Report, word for word, every line of the material that contains "Lithuanians".

_ _ _ _ _ _ _

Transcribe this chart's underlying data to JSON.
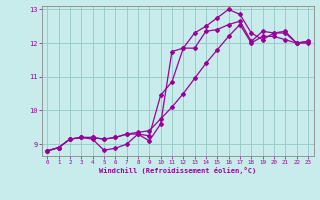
{
  "title": "",
  "xlabel": "Windchill (Refroidissement éolien,°C)",
  "ylabel": "",
  "bg_color": "#c8ecec",
  "line_color": "#990099",
  "grid_color": "#99cccc",
  "xlim": [
    -0.5,
    23.5
  ],
  "ylim": [
    8.65,
    13.1
  ],
  "yticks": [
    9,
    10,
    11,
    12,
    13
  ],
  "xticks": [
    0,
    1,
    2,
    3,
    4,
    5,
    6,
    7,
    8,
    9,
    10,
    11,
    12,
    13,
    14,
    15,
    16,
    17,
    18,
    19,
    20,
    21,
    22,
    23
  ],
  "line1_x": [
    0,
    1,
    2,
    3,
    4,
    5,
    6,
    7,
    8,
    9,
    10,
    11,
    12,
    13,
    14,
    15,
    16,
    17,
    18,
    19,
    20,
    21,
    22,
    23
  ],
  "line1_y": [
    8.8,
    8.9,
    9.15,
    9.2,
    9.2,
    9.15,
    9.2,
    9.3,
    9.35,
    9.4,
    9.75,
    10.1,
    10.5,
    10.95,
    11.4,
    11.8,
    12.2,
    12.55,
    12.0,
    12.2,
    12.2,
    12.1,
    12.0,
    12.05
  ],
  "line2_x": [
    0,
    1,
    2,
    3,
    4,
    5,
    6,
    7,
    8,
    9,
    10,
    11,
    12,
    13,
    14,
    15,
    16,
    17,
    18,
    19,
    20,
    21,
    22,
    23
  ],
  "line2_y": [
    8.8,
    8.9,
    9.15,
    9.2,
    9.15,
    8.82,
    8.88,
    9.0,
    9.3,
    9.1,
    9.6,
    11.75,
    11.85,
    11.85,
    12.35,
    12.4,
    12.55,
    12.65,
    12.05,
    12.35,
    12.3,
    12.35,
    12.0,
    12.05
  ],
  "line3_x": [
    0,
    1,
    2,
    3,
    4,
    5,
    6,
    7,
    8,
    9,
    10,
    11,
    12,
    13,
    14,
    15,
    16,
    17,
    18,
    19,
    20,
    21,
    22,
    23
  ],
  "line3_y": [
    8.8,
    8.9,
    9.15,
    9.2,
    9.2,
    9.15,
    9.2,
    9.3,
    9.3,
    9.25,
    10.45,
    10.85,
    11.85,
    12.3,
    12.5,
    12.75,
    13.0,
    12.85,
    12.3,
    12.1,
    12.3,
    12.3,
    12.0,
    12.0
  ]
}
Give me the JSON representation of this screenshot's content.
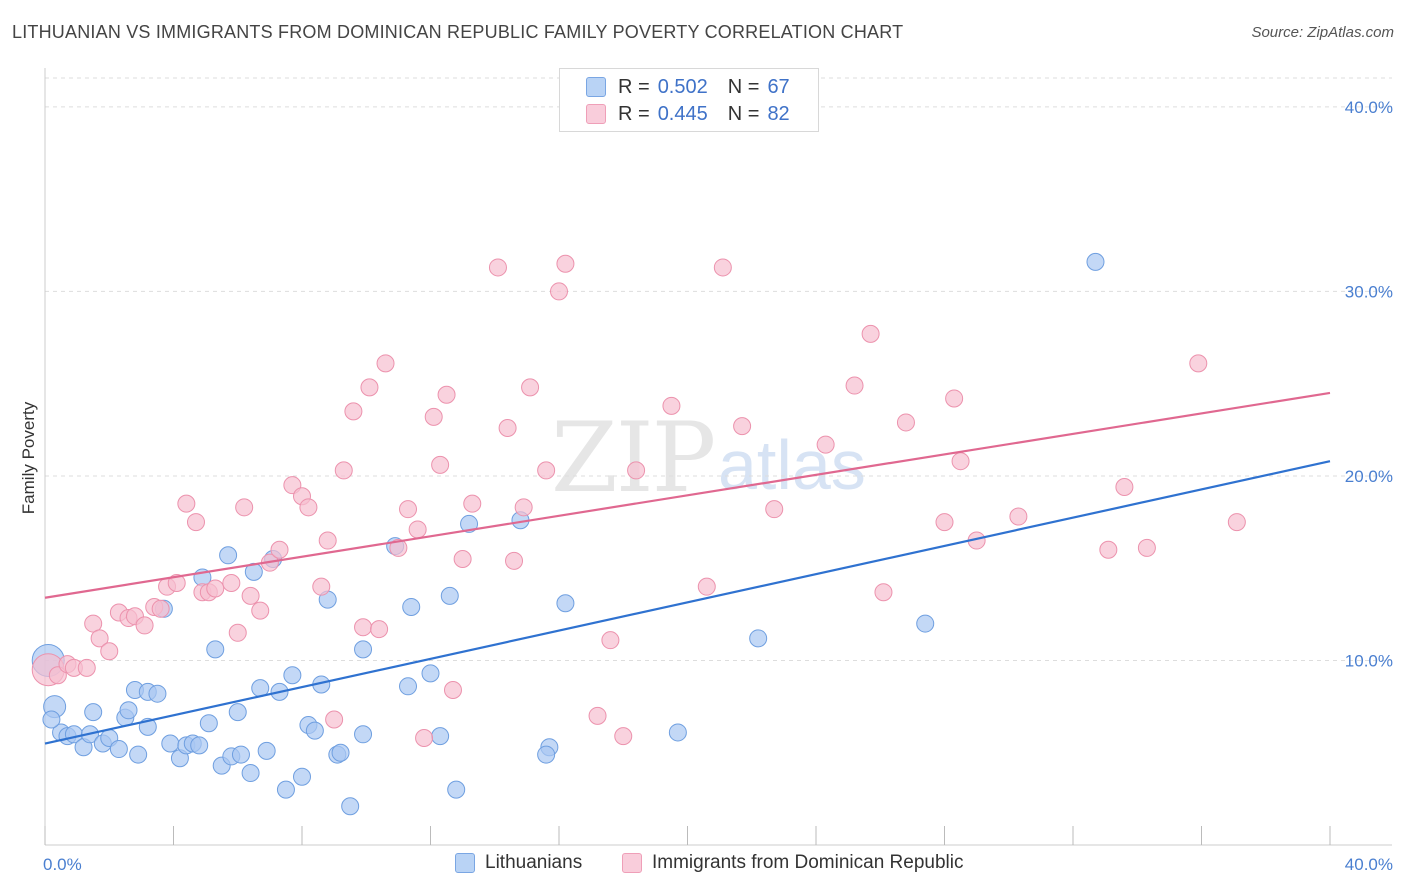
{
  "header": {
    "title": "LITHUANIAN VS IMMIGRANTS FROM DOMINICAN REPUBLIC FAMILY POVERTY CORRELATION CHART",
    "source": "Source: ZipAtlas.com"
  },
  "watermark": {
    "zip": "ZIP",
    "atlas": "atlas"
  },
  "legend": {
    "rows": [
      {
        "r_label": "R =",
        "r_value": "0.502",
        "n_label": "N =",
        "n_value": "67"
      },
      {
        "r_label": "R =",
        "r_value": "0.445",
        "n_label": "N =",
        "n_value": "82"
      }
    ]
  },
  "bottom_legend": {
    "series1": "Lithuanians",
    "series2": "Immigrants from Dominican Republic"
  },
  "colors": {
    "blue_fill": "#a9c8f2",
    "blue_stroke": "#6f9fe0",
    "blue_line": "#2f72d0",
    "pink_fill": "#f7bfd0",
    "pink_stroke": "#ec92ad",
    "pink_line": "#e06890",
    "tick_text": "#4a7fd0",
    "grid": "#dddddd"
  },
  "chart_data": {
    "type": "scatter",
    "title": "LITHUANIAN VS IMMIGRANTS FROM DOMINICAN REPUBLIC FAMILY POVERTY CORRELATION CHART",
    "xlabel": "",
    "ylabel": "Family Poverty",
    "xlim": [
      0,
      40
    ],
    "ylim": [
      0,
      42
    ],
    "x_tick_labels": [
      "0.0%",
      "40.0%"
    ],
    "y_ticks": [
      10,
      20,
      30,
      40
    ],
    "y_tick_labels": [
      "10.0%",
      "20.0%",
      "30.0%",
      "40.0%"
    ],
    "grid": true,
    "legend_position": "top-center",
    "series": [
      {
        "name": "Lithuanians",
        "r": 0.502,
        "n": 67,
        "trend": {
          "x0": 0,
          "y0": 5.5,
          "x1": 40,
          "y1": 20.8
        },
        "points": [
          [
            0.1,
            10.0
          ],
          [
            0.3,
            7.5
          ],
          [
            0.5,
            6.1
          ],
          [
            0.7,
            5.9
          ],
          [
            0.9,
            6.0
          ],
          [
            1.2,
            5.3
          ],
          [
            1.4,
            6.0
          ],
          [
            1.5,
            7.2
          ],
          [
            1.8,
            5.5
          ],
          [
            2.0,
            5.8
          ],
          [
            2.3,
            5.2
          ],
          [
            2.5,
            6.9
          ],
          [
            2.6,
            7.3
          ],
          [
            2.9,
            4.9
          ],
          [
            2.8,
            8.4
          ],
          [
            3.2,
            8.3
          ],
          [
            3.2,
            6.4
          ],
          [
            3.5,
            8.2
          ],
          [
            3.7,
            12.8
          ],
          [
            3.9,
            5.5
          ],
          [
            4.2,
            4.7
          ],
          [
            4.4,
            5.4
          ],
          [
            4.6,
            5.5
          ],
          [
            4.8,
            5.4
          ],
          [
            4.9,
            14.5
          ],
          [
            5.1,
            6.6
          ],
          [
            5.3,
            10.6
          ],
          [
            5.5,
            4.3
          ],
          [
            5.7,
            15.7
          ],
          [
            5.8,
            4.8
          ],
          [
            6.0,
            7.2
          ],
          [
            6.1,
            4.9
          ],
          [
            6.4,
            3.9
          ],
          [
            6.5,
            14.8
          ],
          [
            6.7,
            8.5
          ],
          [
            6.9,
            5.1
          ],
          [
            7.1,
            15.5
          ],
          [
            7.3,
            8.3
          ],
          [
            7.5,
            3.0
          ],
          [
            7.7,
            9.2
          ],
          [
            8.0,
            3.7
          ],
          [
            8.2,
            6.5
          ],
          [
            8.4,
            6.2
          ],
          [
            8.6,
            8.7
          ],
          [
            8.8,
            13.3
          ],
          [
            9.1,
            4.9
          ],
          [
            9.2,
            5.0
          ],
          [
            9.5,
            2.1
          ],
          [
            9.9,
            10.6
          ],
          [
            9.9,
            6.0
          ],
          [
            10.9,
            16.2
          ],
          [
            11.3,
            8.6
          ],
          [
            11.4,
            12.9
          ],
          [
            12.0,
            9.3
          ],
          [
            12.3,
            5.9
          ],
          [
            12.6,
            13.5
          ],
          [
            12.8,
            3.0
          ],
          [
            13.2,
            17.4
          ],
          [
            14.8,
            17.6
          ],
          [
            15.7,
            5.3
          ],
          [
            15.6,
            4.9
          ],
          [
            16.2,
            13.1
          ],
          [
            19.7,
            6.1
          ],
          [
            22.2,
            11.2
          ],
          [
            27.4,
            12.0
          ],
          [
            32.7,
            31.6
          ],
          [
            0.2,
            6.8
          ]
        ]
      },
      {
        "name": "Immigrants from Dominican Republic",
        "r": 0.445,
        "n": 82,
        "trend": {
          "x0": 0,
          "y0": 13.4,
          "x1": 40,
          "y1": 24.5
        },
        "points": [
          [
            0.1,
            9.5
          ],
          [
            0.4,
            9.2
          ],
          [
            0.7,
            9.8
          ],
          [
            0.9,
            9.6
          ],
          [
            1.3,
            9.6
          ],
          [
            1.5,
            12.0
          ],
          [
            1.7,
            11.2
          ],
          [
            2.0,
            10.5
          ],
          [
            2.3,
            12.6
          ],
          [
            2.6,
            12.3
          ],
          [
            2.8,
            12.4
          ],
          [
            3.1,
            11.9
          ],
          [
            3.4,
            12.9
          ],
          [
            3.6,
            12.8
          ],
          [
            3.8,
            14.0
          ],
          [
            4.1,
            14.2
          ],
          [
            4.4,
            18.5
          ],
          [
            4.7,
            17.5
          ],
          [
            4.9,
            13.7
          ],
          [
            5.1,
            13.7
          ],
          [
            5.3,
            13.9
          ],
          [
            5.8,
            14.2
          ],
          [
            6.0,
            11.5
          ],
          [
            6.2,
            18.3
          ],
          [
            6.4,
            13.5
          ],
          [
            6.7,
            12.7
          ],
          [
            7.0,
            15.3
          ],
          [
            7.3,
            16.0
          ],
          [
            7.7,
            19.5
          ],
          [
            8.0,
            18.9
          ],
          [
            8.2,
            18.3
          ],
          [
            8.6,
            14.0
          ],
          [
            8.8,
            16.5
          ],
          [
            9.0,
            6.8
          ],
          [
            9.3,
            20.3
          ],
          [
            9.6,
            23.5
          ],
          [
            9.9,
            11.8
          ],
          [
            10.1,
            24.8
          ],
          [
            10.4,
            11.7
          ],
          [
            10.6,
            26.1
          ],
          [
            11.0,
            16.1
          ],
          [
            11.3,
            18.2
          ],
          [
            11.6,
            17.1
          ],
          [
            11.8,
            5.8
          ],
          [
            12.1,
            23.2
          ],
          [
            12.3,
            20.6
          ],
          [
            12.5,
            24.4
          ],
          [
            12.7,
            8.4
          ],
          [
            13.0,
            15.5
          ],
          [
            13.3,
            18.5
          ],
          [
            14.1,
            31.3
          ],
          [
            14.4,
            22.6
          ],
          [
            14.6,
            15.4
          ],
          [
            14.9,
            18.3
          ],
          [
            15.1,
            24.8
          ],
          [
            15.6,
            20.3
          ],
          [
            16.0,
            30.0
          ],
          [
            16.2,
            31.5
          ],
          [
            17.2,
            7.0
          ],
          [
            17.6,
            11.1
          ],
          [
            18.0,
            5.9
          ],
          [
            18.4,
            20.3
          ],
          [
            19.5,
            23.8
          ],
          [
            20.6,
            14.0
          ],
          [
            21.1,
            31.3
          ],
          [
            21.7,
            22.7
          ],
          [
            22.7,
            18.2
          ],
          [
            24.3,
            21.7
          ],
          [
            25.2,
            24.9
          ],
          [
            25.7,
            27.7
          ],
          [
            26.1,
            13.7
          ],
          [
            26.8,
            22.9
          ],
          [
            28.0,
            17.5
          ],
          [
            28.3,
            24.2
          ],
          [
            28.5,
            20.8
          ],
          [
            29.0,
            16.5
          ],
          [
            30.3,
            17.8
          ],
          [
            33.1,
            16.0
          ],
          [
            33.6,
            19.4
          ],
          [
            34.3,
            16.1
          ],
          [
            35.9,
            26.1
          ],
          [
            37.1,
            17.5
          ]
        ]
      }
    ]
  }
}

_ _ _ _ _ _ _

--- Result below ---
    "series1": "Lithuanians",
        "name": "Lithuanians",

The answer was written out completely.